# Data entries for graphics:
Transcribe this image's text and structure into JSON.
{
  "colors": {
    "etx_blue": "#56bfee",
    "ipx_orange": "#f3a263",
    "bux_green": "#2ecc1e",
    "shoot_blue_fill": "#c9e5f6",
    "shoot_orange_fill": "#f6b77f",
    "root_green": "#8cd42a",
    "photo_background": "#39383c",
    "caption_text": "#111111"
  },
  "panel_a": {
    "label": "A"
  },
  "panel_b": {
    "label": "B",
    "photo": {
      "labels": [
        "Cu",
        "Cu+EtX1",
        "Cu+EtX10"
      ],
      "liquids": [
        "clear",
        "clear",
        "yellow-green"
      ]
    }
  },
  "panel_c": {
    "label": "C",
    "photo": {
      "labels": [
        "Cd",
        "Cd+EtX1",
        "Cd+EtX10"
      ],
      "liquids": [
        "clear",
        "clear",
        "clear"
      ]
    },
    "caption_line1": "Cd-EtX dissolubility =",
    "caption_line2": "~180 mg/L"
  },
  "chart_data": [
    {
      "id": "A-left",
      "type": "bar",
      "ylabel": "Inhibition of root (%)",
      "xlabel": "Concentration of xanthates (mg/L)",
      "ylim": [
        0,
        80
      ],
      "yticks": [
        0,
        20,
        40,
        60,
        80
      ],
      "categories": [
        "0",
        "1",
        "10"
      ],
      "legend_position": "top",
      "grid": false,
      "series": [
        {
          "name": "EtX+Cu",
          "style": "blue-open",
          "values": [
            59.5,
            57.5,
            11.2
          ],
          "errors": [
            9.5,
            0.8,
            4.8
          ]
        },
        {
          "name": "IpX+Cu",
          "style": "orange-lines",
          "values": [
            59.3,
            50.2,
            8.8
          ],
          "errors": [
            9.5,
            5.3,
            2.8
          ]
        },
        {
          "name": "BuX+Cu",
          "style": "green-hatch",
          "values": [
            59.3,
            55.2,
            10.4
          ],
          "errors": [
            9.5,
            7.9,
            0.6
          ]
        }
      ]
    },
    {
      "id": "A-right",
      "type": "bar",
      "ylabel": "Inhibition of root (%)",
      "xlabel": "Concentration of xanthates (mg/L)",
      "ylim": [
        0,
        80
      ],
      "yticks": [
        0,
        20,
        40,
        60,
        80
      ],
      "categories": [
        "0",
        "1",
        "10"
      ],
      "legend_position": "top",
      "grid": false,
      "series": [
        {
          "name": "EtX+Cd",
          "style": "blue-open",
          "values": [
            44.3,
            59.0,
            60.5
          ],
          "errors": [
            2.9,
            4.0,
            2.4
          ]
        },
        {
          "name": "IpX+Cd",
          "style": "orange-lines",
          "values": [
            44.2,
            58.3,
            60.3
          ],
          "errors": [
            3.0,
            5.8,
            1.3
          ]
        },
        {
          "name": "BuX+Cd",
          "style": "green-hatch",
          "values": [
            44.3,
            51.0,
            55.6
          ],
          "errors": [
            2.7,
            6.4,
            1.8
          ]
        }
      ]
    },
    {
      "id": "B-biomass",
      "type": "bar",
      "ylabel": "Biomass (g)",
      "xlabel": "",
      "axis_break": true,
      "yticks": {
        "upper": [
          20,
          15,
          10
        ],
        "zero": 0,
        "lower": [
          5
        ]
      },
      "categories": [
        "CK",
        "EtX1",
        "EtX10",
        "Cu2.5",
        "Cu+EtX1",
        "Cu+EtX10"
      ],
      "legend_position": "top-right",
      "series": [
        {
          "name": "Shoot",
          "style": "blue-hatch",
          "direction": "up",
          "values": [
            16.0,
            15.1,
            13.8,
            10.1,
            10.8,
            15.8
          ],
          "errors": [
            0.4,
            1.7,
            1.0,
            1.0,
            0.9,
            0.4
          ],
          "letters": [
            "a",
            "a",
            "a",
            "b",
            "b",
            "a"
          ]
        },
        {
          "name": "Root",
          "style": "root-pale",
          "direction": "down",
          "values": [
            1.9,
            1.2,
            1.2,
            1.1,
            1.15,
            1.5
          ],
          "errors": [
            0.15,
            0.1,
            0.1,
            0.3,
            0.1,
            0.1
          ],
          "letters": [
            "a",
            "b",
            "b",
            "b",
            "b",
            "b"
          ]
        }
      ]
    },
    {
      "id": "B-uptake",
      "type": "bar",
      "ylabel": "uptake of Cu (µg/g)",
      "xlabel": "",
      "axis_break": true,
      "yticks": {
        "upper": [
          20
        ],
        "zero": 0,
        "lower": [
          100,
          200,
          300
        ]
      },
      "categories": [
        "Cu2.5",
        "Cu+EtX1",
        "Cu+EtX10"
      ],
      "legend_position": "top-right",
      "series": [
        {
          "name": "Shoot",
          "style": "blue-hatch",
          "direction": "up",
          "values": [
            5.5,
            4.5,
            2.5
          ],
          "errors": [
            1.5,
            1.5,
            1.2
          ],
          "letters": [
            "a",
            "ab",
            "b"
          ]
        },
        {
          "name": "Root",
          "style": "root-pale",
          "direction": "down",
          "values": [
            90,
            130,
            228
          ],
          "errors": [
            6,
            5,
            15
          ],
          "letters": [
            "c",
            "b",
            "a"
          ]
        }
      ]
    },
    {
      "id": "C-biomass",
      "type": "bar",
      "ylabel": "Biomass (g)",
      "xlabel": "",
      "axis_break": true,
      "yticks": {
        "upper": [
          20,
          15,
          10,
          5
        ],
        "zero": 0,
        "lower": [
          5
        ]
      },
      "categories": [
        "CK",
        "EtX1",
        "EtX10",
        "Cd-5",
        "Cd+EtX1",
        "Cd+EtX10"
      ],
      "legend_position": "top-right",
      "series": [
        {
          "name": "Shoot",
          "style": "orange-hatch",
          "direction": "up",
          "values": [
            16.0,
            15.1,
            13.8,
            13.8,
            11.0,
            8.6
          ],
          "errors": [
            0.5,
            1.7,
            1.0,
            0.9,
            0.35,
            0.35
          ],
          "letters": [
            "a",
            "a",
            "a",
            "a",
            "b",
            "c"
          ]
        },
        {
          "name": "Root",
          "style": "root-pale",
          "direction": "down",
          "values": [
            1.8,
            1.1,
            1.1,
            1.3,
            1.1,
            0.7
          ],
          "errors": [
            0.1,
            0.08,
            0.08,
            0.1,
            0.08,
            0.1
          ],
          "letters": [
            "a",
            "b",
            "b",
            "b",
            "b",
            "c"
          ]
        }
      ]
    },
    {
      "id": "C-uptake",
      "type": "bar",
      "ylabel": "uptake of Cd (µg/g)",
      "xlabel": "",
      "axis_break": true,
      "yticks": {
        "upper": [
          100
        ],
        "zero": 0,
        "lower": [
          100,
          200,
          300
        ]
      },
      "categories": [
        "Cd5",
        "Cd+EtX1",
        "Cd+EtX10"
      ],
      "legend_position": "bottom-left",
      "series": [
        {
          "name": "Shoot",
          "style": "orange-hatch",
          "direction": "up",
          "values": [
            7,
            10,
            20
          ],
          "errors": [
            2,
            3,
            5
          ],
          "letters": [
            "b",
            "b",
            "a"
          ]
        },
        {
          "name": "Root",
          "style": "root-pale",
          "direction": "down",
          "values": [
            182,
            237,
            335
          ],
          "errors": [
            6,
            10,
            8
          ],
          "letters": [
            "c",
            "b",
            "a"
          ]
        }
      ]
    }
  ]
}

# Task directions:
Take the entries above and copy them out exactly.

# Task response:
Transcribe this image's text and structure into JSON.
{
  "colors": {
    "etx_blue": "#56bfee",
    "ipx_orange": "#f3a263",
    "bux_green": "#2ecc1e",
    "shoot_blue_fill": "#c9e5f6",
    "shoot_orange_fill": "#f6b77f",
    "root_green": "#8cd42a",
    "photo_background": "#39383c",
    "caption_text": "#111111"
  },
  "panel_a": {
    "label": "A"
  },
  "panel_b": {
    "label": "B",
    "photo": {
      "labels": [
        "Cu",
        "Cu+EtX1",
        "Cu+EtX10"
      ],
      "liquids": [
        "clear",
        "clear",
        "yellow-green"
      ]
    }
  },
  "panel_c": {
    "label": "C",
    "photo": {
      "labels": [
        "Cd",
        "Cd+EtX1",
        "Cd+EtX10"
      ],
      "liquids": [
        "clear",
        "clear",
        "clear"
      ]
    },
    "caption_line1": "Cd-EtX dissolubility =",
    "caption_line2": "~180 mg/L"
  },
  "chart_data": [
    {
      "id": "A-left",
      "type": "bar",
      "ylabel": "Inhibition of root (%)",
      "xlabel": "Concentration of xanthates (mg/L)",
      "ylim": [
        0,
        80
      ],
      "yticks": [
        0,
        20,
        40,
        60,
        80
      ],
      "categories": [
        "0",
        "1",
        "10"
      ],
      "legend_position": "top",
      "grid": false,
      "series": [
        {
          "name": "EtX+Cu",
          "style": "blue-open",
          "values": [
            59.5,
            57.5,
            11.2
          ],
          "errors": [
            9.5,
            0.8,
            4.8
          ]
        },
        {
          "name": "IpX+Cu",
          "style": "orange-lines",
          "values": [
            59.3,
            50.2,
            8.8
          ],
          "errors": [
            9.5,
            5.3,
            2.8
          ]
        },
        {
          "name": "BuX+Cu",
          "style": "green-hatch",
          "values": [
            59.3,
            55.2,
            10.4
          ],
          "errors": [
            9.5,
            7.9,
            0.6
          ]
        }
      ]
    },
    {
      "id": "A-right",
      "type": "bar",
      "ylabel": "Inhibition of root (%)",
      "xlabel": "Concentration of xanthates (mg/L)",
      "ylim": [
        0,
        80
      ],
      "yticks": [
        0,
        20,
        40,
        60,
        80
      ],
      "categories": [
        "0",
        "1",
        "10"
      ],
      "legend_position": "top",
      "grid": false,
      "series": [
        {
          "name": "EtX+Cd",
          "style": "blue-open",
          "values": [
            44.3,
            59.0,
            60.5
          ],
          "errors": [
            2.9,
            4.0,
            2.4
          ]
        },
        {
          "name": "IpX+Cd",
          "style": "orange-lines",
          "values": [
            44.2,
            58.3,
            60.3
          ],
          "errors": [
            3.0,
            5.8,
            1.3
          ]
        },
        {
          "name": "BuX+Cd",
          "style": "green-hatch",
          "values": [
            44.3,
            51.0,
            55.6
          ],
          "errors": [
            2.7,
            6.4,
            1.8
          ]
        }
      ]
    },
    {
      "id": "B-biomass",
      "type": "bar",
      "ylabel": "Biomass (g)",
      "xlabel": "",
      "axis_break": true,
      "yticks": {
        "upper": [
          20,
          15,
          10
        ],
        "zero": 0,
        "lower": [
          5
        ]
      },
      "categories": [
        "CK",
        "EtX1",
        "EtX10",
        "Cu2.5",
        "Cu+EtX1",
        "Cu+EtX10"
      ],
      "legend_position": "top-right",
      "series": [
        {
          "name": "Shoot",
          "style": "blue-hatch",
          "direction": "up",
          "values": [
            16.0,
            15.1,
            13.8,
            10.1,
            10.8,
            15.8
          ],
          "errors": [
            0.4,
            1.7,
            1.0,
            1.0,
            0.9,
            0.4
          ],
          "letters": [
            "a",
            "a",
            "a",
            "b",
            "b",
            "a"
          ]
        },
        {
          "name": "Root",
          "style": "root-pale",
          "direction": "down",
          "values": [
            1.9,
            1.2,
            1.2,
            1.1,
            1.15,
            1.5
          ],
          "errors": [
            0.15,
            0.1,
            0.1,
            0.3,
            0.1,
            0.1
          ],
          "letters": [
            "a",
            "b",
            "b",
            "b",
            "b",
            "b"
          ]
        }
      ]
    },
    {
      "id": "B-uptake",
      "type": "bar",
      "ylabel": "uptake of Cu (µg/g)",
      "xlabel": "",
      "axis_break": true,
      "yticks": {
        "upper": [
          20
        ],
        "zero": 0,
        "lower": [
          100,
          200,
          300
        ]
      },
      "categories": [
        "Cu2.5",
        "Cu+EtX1",
        "Cu+EtX10"
      ],
      "legend_position": "top-right",
      "series": [
        {
          "name": "Shoot",
          "style": "blue-hatch",
          "direction": "up",
          "values": [
            5.5,
            4.5,
            2.5
          ],
          "errors": [
            1.5,
            1.5,
            1.2
          ],
          "letters": [
            "a",
            "ab",
            "b"
          ]
        },
        {
          "name": "Root",
          "style": "root-pale",
          "direction": "down",
          "values": [
            90,
            130,
            228
          ],
          "errors": [
            6,
            5,
            15
          ],
          "letters": [
            "c",
            "b",
            "a"
          ]
        }
      ]
    },
    {
      "id": "C-biomass",
      "type": "bar",
      "ylabel": "Biomass (g)",
      "xlabel": "",
      "axis_break": true,
      "yticks": {
        "upper": [
          20,
          15,
          10,
          5
        ],
        "zero": 0,
        "lower": [
          5
        ]
      },
      "categories": [
        "CK",
        "EtX1",
        "EtX10",
        "Cd-5",
        "Cd+EtX1",
        "Cd+EtX10"
      ],
      "legend_position": "top-right",
      "series": [
        {
          "name": "Shoot",
          "style": "orange-hatch",
          "direction": "up",
          "values": [
            16.0,
            15.1,
            13.8,
            13.8,
            11.0,
            8.6
          ],
          "errors": [
            0.5,
            1.7,
            1.0,
            0.9,
            0.35,
            0.35
          ],
          "letters": [
            "a",
            "a",
            "a",
            "a",
            "b",
            "c"
          ]
        },
        {
          "name": "Root",
          "style": "root-pale",
          "direction": "down",
          "values": [
            1.8,
            1.1,
            1.1,
            1.3,
            1.1,
            0.7
          ],
          "errors": [
            0.1,
            0.08,
            0.08,
            0.1,
            0.08,
            0.1
          ],
          "letters": [
            "a",
            "b",
            "b",
            "b",
            "b",
            "c"
          ]
        }
      ]
    },
    {
      "id": "C-uptake",
      "type": "bar",
      "ylabel": "uptake of Cd (µg/g)",
      "xlabel": "",
      "axis_break": true,
      "yticks": {
        "upper": [
          100
        ],
        "zero": 0,
        "lower": [
          100,
          200,
          300
        ]
      },
      "categories": [
        "Cd5",
        "Cd+EtX1",
        "Cd+EtX10"
      ],
      "legend_position": "bottom-left",
      "series": [
        {
          "name": "Shoot",
          "style": "orange-hatch",
          "direction": "up",
          "values": [
            7,
            10,
            20
          ],
          "errors": [
            2,
            3,
            5
          ],
          "letters": [
            "b",
            "b",
            "a"
          ]
        },
        {
          "name": "Root",
          "style": "root-pale",
          "direction": "down",
          "values": [
            182,
            237,
            335
          ],
          "errors": [
            6,
            10,
            8
          ],
          "letters": [
            "c",
            "b",
            "a"
          ]
        }
      ]
    }
  ]
}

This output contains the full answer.